● Source document
· · · · ·

After a reboot, my server would intermittently fail to boot with RAID arrays coming up degraded. On closer inspection, the culprit was nvme1 failing to initialize -- kernel logs showed CSTS=0x1 controller reset failures from the Phison E18 controller inside the Seagate FireCuda 530 drives.
The cascade looked like this:
nvme1 controller reset (CSTS=0x1)
-> RAID assembly stalls (nvme1n1p* never appears)
-> /boot/efi mount times out (90s)
-> local-fs.target fails -> cascading service failures
-> boot fails entirely, requires cold power cycle
| Component | Details |
|-----------|---------|
| Motherboard | Supermicro H12SSL-NT v1.02, BIOS 3.3 |
| CPU | AMD EPYC (single socket) |
| NVMe Drives | 2x Seagate FireCuda 530 4TB (ZP4000GM30013) |
| NVMe Controller | Phison PS5018-E18 |
| RAID | 3x mdraid1 (md0, md1, md2) across both drives |
The Phison E18 NVMe controller has a known issue with power state transitions on AMD EPYC platforms. Turned out the problem involved three independent layers of power management -- fixing just one isn't enough:
| Layer | What it controls | Kernel parameter |
|-------|-----------------|-----------------|
| **APST** | NVMe controller's internal autonomous power states | `nvme_core.default_ps_max_latency_us=0` |
| **ASPM** | PCIe link power management (the wires between CPU and device) | `pcie_aspm=off` |
| **D3cold** | Full power removal from the PCIe device during shutdown | udev rule: `ATTR{d3cold_allowed}="0"` |
During shutdown, the kernel puts PCIe devices into D3 (low power state). With D3cold enabled (the default), the NVMe controller's power can be fully removed. On warm reboot, the PCIe bus reactivates but the Phison E18 controller fails to transition from D3cold back to D0 -- resulting in CSTS=0x1 (Controller Fatal Status). A cold boot (full power cycle) works because the entire PCIe bus gets a clean power-on initialization.

· · · · ·

● Instructions
[a] Extract the passage of the NVMe boot failure post between "After a reboot, my" and "times out (90s)", inclusive.
[b] Show every line of the records that contains the string "field".

· · · · ·

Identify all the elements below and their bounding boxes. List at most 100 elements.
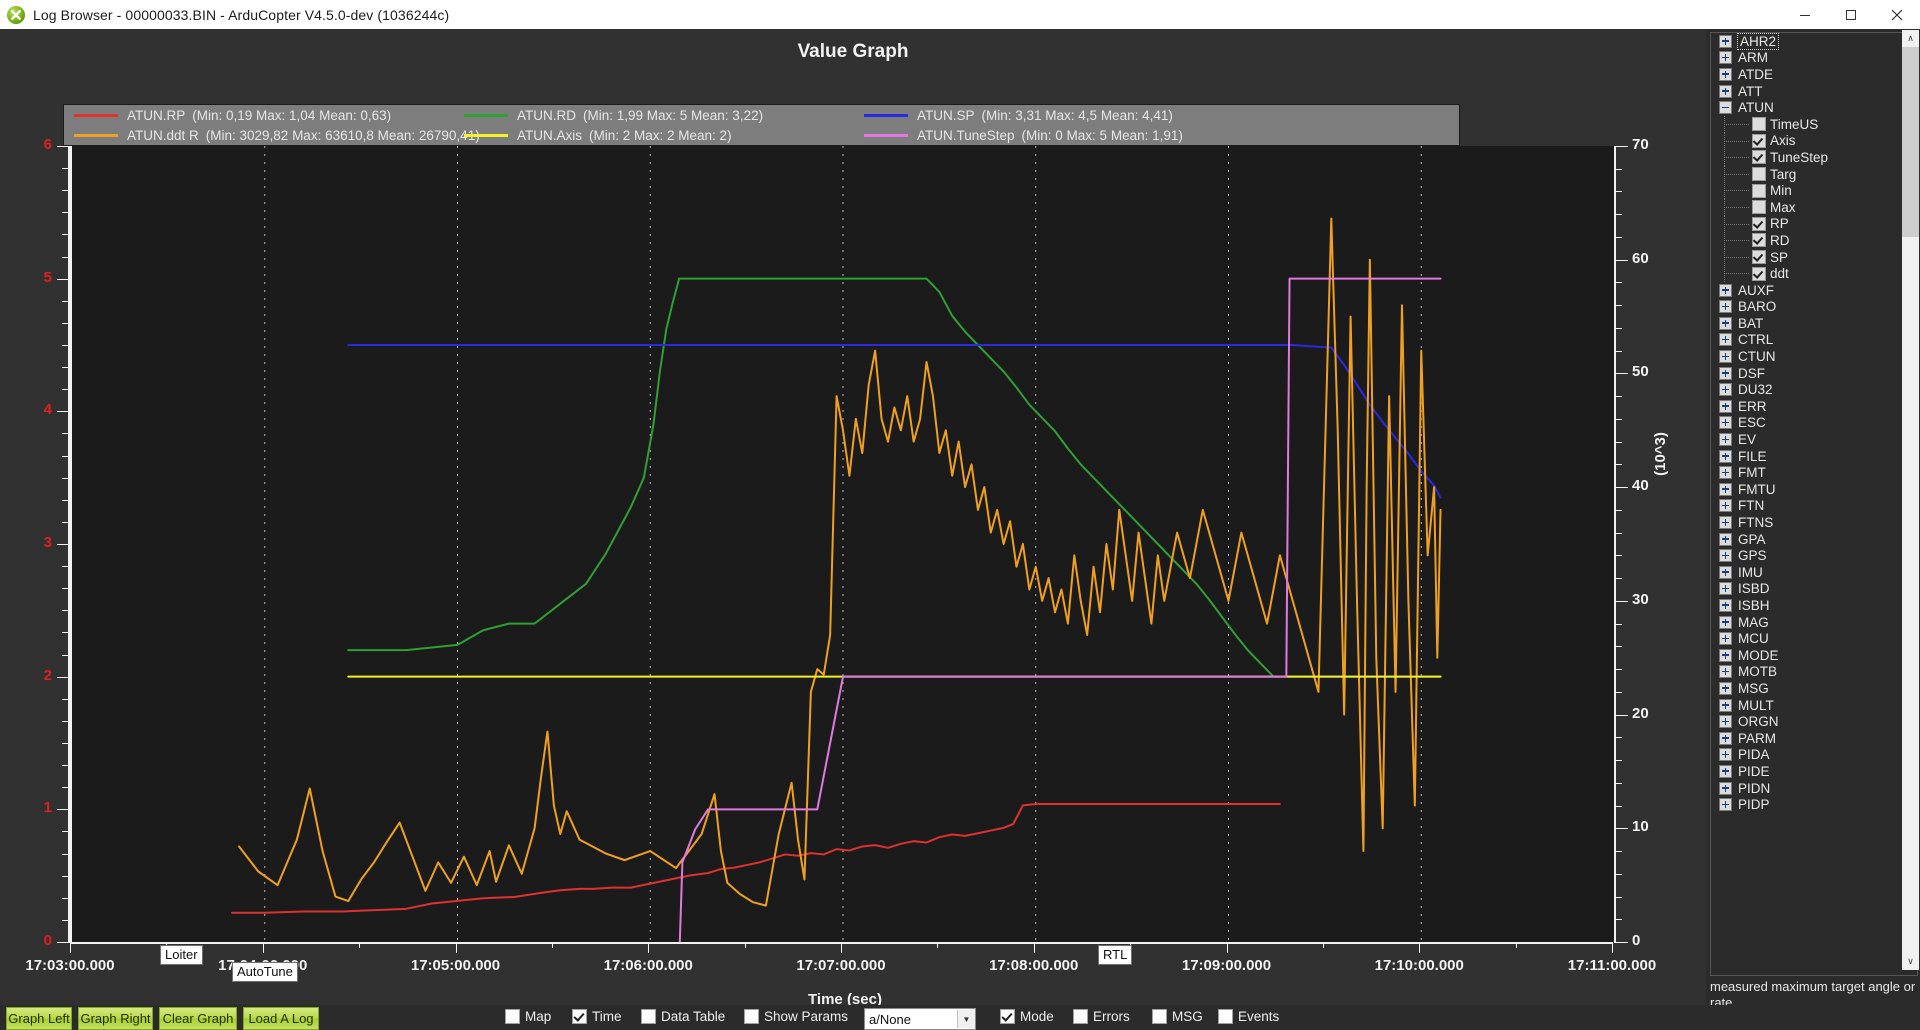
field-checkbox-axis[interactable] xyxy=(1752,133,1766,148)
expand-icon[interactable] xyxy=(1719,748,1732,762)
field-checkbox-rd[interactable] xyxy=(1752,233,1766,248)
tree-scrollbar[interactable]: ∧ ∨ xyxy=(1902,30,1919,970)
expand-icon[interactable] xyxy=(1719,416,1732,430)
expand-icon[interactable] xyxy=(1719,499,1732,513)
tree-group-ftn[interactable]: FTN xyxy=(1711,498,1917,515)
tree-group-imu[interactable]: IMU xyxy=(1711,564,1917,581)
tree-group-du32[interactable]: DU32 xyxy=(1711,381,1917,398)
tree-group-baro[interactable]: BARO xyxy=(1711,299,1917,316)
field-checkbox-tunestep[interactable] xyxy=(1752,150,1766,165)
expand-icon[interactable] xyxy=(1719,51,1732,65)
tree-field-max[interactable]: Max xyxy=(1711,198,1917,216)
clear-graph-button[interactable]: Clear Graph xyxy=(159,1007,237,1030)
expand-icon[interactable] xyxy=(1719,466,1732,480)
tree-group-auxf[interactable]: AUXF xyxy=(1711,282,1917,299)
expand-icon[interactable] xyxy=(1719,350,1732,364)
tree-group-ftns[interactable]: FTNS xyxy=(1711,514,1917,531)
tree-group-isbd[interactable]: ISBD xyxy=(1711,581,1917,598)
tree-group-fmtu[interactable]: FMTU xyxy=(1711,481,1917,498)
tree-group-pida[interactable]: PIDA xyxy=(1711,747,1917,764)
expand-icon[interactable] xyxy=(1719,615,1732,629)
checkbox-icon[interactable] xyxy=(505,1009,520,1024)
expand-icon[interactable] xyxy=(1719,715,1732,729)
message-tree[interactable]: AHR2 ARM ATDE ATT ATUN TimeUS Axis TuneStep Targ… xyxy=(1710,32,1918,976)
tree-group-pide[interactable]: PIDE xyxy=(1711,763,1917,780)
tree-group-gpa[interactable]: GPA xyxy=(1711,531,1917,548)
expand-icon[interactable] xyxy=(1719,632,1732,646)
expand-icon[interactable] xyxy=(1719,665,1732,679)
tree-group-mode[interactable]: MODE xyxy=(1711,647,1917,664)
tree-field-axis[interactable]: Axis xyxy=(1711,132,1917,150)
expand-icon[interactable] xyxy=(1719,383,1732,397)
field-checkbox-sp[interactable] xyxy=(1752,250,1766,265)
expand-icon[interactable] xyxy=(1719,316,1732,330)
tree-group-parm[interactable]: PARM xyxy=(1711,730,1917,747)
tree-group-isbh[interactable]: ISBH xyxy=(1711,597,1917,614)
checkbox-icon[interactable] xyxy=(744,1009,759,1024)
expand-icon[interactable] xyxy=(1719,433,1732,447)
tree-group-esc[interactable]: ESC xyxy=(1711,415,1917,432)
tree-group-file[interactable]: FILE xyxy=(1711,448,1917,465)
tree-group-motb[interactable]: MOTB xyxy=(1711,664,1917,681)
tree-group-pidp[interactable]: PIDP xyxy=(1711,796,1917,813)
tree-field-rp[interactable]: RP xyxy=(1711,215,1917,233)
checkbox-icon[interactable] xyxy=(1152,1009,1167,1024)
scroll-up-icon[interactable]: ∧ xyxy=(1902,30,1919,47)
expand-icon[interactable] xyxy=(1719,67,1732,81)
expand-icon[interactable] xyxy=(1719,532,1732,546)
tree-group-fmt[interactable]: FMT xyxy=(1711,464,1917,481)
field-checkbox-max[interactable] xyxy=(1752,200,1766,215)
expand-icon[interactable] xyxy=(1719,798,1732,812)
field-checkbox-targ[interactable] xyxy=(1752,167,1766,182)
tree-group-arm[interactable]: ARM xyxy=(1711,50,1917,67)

· · · · ·

● Outputs by task
[a]
After a reboot, my server would intermittently fail to boot with RAID arrays coming up degraded. On closer inspection, the culprit was nvme1 failing to initialize -- kernel logs showed CSTS=0x1 controller reset failures from the Phison E18 controller inside the Seagate FireCuda 530 drives.
The cascade looked like this:
nvme1 controller reset (CSTS=0x1)
-> RAID assembly stalls (nvme1n1p* never appears)
-> /boot/efi mount times out (90s)

[b]
field-checkbox-axis[interactable] xyxy=(1752,133,1766,148)
field-checkbox-rd[interactable] xyxy=(1752,233,1766,248)
field-checkbox-tunestep[interactable] xyxy=(1752,150,1766,165)
tree-field-max[interactable]: Max xyxy=(1711,198,1917,216)
tree-field-axis[interactable]: Axis xyxy=(1711,132,1917,150)
field-checkbox-sp[interactable] xyxy=(1752,250,1766,265)
tree-field-rp[interactable]: RP xyxy=(1711,215,1917,233)
field-checkbox-max[interactable] xyxy=(1752,200,1766,215)
field-checkbox-targ[interactable] xyxy=(1752,167,1766,182)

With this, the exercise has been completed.